- _PROBLEM TO WORK ON_
Using the material below, work out how many lines contain "Orsted". Only the number is wanted.

─── RECORDS SUPPLIED

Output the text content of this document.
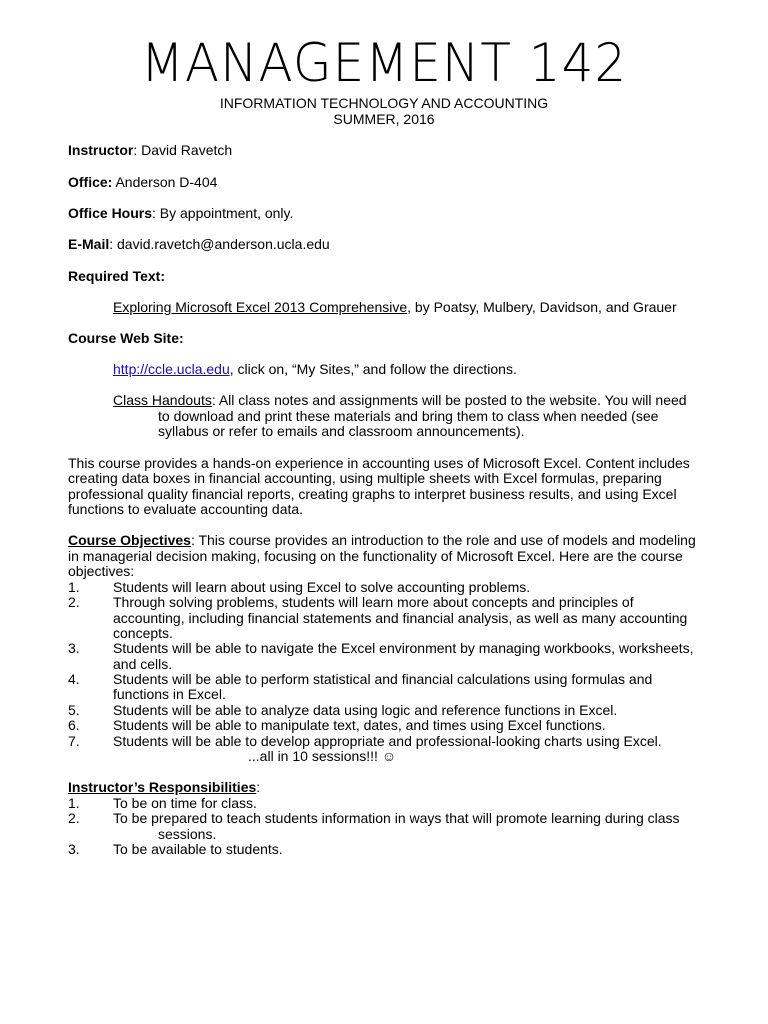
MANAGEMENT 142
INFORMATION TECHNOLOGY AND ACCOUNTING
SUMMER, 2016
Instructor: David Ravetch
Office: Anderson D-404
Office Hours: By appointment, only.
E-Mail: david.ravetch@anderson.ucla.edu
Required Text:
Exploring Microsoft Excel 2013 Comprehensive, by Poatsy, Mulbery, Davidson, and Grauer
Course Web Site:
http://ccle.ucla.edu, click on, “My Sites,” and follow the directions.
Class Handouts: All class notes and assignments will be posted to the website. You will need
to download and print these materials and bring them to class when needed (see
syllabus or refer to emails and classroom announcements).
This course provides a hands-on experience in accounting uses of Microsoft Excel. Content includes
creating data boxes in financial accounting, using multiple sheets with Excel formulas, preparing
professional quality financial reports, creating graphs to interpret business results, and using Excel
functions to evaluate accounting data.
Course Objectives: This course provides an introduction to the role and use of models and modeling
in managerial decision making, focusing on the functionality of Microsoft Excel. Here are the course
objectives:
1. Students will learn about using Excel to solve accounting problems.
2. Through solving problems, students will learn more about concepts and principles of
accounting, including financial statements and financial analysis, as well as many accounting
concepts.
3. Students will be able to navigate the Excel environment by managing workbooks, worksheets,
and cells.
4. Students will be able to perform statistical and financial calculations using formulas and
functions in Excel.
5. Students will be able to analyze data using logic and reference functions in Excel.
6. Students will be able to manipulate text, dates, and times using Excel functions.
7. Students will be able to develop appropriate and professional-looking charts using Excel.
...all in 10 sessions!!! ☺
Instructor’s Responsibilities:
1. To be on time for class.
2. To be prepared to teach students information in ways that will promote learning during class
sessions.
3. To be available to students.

──────
─── RECORDS SUPPLIED

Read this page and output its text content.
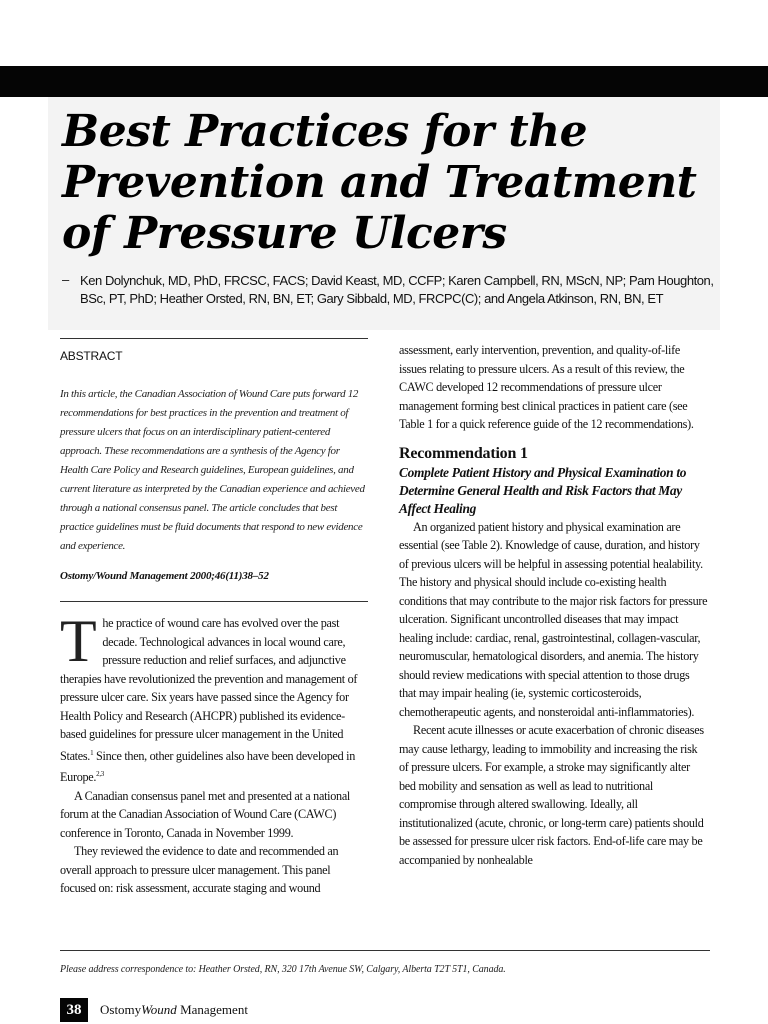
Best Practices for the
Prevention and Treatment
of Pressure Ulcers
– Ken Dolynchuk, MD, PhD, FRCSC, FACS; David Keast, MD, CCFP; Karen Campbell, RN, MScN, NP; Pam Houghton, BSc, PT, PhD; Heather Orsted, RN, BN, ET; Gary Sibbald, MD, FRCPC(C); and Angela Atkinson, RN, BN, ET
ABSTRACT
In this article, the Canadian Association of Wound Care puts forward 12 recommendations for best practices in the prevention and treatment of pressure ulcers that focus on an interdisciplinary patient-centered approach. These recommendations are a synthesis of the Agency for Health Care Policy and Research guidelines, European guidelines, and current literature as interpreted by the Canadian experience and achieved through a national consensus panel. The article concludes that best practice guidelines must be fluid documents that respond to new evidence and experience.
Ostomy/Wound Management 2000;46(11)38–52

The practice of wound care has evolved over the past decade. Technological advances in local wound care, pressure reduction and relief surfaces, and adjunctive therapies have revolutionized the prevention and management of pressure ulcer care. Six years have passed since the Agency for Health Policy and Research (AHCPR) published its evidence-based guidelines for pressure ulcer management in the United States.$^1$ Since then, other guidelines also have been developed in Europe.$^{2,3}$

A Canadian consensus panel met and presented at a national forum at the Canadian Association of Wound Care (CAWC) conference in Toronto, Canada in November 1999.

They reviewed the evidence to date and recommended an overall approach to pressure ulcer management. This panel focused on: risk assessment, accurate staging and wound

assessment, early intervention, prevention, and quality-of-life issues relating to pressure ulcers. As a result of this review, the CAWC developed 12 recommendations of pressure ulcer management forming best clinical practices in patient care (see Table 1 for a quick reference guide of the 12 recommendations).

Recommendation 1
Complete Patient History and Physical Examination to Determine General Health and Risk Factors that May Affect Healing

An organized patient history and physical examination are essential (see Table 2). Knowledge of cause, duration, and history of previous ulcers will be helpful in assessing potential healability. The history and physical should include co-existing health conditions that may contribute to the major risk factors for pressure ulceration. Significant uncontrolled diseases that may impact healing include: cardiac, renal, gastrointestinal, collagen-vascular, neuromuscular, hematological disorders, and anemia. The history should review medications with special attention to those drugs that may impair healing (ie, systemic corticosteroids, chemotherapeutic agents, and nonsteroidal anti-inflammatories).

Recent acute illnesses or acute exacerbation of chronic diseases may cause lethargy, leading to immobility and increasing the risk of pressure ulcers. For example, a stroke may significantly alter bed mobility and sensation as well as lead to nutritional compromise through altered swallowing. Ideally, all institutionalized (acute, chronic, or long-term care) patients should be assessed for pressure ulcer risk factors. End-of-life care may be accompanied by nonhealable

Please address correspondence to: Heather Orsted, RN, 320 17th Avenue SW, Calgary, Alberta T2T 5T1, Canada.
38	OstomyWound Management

──────

- _RESPONSE BOX_
2